• _INSTRUCTIONS TO FOLLOW_: Look through the lines of the material and count those containing "this". Give that count alone.
---------- RECORDS ----------
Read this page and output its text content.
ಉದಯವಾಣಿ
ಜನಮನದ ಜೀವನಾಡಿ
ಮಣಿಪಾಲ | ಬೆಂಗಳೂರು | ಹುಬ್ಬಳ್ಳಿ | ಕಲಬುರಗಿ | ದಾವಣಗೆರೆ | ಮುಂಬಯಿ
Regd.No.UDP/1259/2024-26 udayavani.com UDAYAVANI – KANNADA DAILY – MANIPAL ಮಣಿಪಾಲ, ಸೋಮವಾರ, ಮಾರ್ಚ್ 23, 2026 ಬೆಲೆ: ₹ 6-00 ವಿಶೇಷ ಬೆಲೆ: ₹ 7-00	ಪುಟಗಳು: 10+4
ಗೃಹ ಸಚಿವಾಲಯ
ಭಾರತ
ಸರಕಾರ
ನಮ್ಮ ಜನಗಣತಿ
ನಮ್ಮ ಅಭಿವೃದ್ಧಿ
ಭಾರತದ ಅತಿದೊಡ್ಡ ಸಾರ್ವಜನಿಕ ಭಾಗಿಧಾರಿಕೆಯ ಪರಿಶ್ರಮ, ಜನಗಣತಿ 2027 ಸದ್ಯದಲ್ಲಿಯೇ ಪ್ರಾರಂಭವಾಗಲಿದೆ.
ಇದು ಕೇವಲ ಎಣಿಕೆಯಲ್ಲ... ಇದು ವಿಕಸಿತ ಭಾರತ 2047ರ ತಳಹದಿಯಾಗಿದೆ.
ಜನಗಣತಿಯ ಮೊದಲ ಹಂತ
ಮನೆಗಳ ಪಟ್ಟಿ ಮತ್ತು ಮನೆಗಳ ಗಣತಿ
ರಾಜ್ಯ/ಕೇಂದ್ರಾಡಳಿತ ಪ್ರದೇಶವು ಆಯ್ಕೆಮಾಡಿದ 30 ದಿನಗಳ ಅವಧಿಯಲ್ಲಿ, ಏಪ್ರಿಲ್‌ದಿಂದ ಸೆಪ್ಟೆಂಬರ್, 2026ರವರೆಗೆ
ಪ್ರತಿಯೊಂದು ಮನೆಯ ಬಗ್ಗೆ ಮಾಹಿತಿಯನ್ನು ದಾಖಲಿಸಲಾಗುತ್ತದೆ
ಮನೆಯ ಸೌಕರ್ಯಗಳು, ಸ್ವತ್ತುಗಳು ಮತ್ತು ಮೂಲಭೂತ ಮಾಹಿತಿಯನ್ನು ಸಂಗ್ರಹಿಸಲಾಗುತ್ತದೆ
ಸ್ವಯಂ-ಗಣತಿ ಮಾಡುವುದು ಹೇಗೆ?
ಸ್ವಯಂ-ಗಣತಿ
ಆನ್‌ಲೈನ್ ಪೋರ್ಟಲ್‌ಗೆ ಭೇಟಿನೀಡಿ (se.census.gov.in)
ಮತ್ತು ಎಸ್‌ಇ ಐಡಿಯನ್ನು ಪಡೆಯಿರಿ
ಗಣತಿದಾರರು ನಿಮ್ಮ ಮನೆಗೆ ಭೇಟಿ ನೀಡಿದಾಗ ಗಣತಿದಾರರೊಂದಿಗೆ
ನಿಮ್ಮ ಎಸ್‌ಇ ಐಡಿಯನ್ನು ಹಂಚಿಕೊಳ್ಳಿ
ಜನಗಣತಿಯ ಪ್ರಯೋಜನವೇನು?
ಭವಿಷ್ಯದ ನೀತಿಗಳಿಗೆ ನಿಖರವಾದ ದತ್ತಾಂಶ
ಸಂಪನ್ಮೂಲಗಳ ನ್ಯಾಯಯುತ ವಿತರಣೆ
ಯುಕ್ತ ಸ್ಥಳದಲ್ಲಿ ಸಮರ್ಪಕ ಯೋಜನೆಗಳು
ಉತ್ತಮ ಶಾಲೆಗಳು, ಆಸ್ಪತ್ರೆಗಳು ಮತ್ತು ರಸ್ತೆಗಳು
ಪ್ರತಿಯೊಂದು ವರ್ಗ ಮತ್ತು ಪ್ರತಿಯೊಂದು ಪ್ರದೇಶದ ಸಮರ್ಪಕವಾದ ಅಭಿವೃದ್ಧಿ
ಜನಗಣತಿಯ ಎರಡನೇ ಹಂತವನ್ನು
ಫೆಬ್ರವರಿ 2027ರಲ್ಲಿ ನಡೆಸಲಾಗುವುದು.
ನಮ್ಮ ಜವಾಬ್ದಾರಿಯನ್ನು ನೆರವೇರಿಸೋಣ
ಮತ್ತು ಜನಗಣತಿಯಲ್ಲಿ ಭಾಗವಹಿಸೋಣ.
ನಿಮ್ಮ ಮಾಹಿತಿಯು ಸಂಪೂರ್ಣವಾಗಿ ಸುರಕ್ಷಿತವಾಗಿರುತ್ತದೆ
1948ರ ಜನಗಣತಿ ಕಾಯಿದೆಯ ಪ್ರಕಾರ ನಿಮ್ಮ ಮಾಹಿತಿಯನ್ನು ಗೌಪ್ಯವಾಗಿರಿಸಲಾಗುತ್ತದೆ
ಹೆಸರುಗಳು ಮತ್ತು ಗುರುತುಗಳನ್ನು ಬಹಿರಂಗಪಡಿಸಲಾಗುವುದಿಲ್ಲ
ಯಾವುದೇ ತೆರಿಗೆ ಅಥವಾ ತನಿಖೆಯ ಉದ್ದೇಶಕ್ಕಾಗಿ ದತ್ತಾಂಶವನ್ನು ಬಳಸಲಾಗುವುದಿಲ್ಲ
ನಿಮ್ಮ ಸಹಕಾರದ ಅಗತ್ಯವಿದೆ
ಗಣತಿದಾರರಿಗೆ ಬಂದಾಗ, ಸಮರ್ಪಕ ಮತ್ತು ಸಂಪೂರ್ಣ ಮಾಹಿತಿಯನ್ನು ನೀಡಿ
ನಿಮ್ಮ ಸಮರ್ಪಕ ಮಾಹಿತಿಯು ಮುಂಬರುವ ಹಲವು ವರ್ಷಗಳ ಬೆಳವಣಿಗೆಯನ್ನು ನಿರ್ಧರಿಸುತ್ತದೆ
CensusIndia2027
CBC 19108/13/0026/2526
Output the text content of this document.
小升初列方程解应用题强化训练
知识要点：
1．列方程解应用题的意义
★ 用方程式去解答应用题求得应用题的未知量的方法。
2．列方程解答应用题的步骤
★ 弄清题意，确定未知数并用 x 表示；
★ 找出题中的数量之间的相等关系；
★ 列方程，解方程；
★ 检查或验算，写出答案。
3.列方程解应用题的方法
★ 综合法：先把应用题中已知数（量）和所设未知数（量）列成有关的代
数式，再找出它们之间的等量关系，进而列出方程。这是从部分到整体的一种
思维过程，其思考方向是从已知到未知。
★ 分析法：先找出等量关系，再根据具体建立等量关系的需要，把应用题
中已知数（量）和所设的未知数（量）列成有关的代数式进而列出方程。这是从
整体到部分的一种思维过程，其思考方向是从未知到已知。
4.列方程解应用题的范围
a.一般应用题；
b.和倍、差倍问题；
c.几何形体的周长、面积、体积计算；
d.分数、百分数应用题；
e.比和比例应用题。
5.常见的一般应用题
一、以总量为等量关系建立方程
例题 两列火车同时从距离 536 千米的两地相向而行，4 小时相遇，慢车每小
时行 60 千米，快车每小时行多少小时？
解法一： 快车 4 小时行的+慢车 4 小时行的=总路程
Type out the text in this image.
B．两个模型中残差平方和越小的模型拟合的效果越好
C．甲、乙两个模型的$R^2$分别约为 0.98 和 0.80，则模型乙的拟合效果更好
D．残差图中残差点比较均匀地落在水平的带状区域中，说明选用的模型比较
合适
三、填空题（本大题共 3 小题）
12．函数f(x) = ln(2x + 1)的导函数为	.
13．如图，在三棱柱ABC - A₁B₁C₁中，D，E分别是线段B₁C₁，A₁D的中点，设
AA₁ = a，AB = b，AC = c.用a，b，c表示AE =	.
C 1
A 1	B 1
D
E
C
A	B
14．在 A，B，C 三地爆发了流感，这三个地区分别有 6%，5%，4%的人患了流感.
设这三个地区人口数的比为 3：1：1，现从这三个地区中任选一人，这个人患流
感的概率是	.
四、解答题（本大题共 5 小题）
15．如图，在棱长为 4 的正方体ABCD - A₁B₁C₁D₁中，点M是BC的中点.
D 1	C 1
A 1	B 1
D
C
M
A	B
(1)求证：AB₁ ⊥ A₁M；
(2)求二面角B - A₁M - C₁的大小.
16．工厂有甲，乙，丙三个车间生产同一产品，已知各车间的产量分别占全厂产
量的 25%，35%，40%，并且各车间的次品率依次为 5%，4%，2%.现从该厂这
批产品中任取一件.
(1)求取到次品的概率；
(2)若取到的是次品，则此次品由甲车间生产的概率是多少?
----------
• _EXERCISE ANSWER_: 3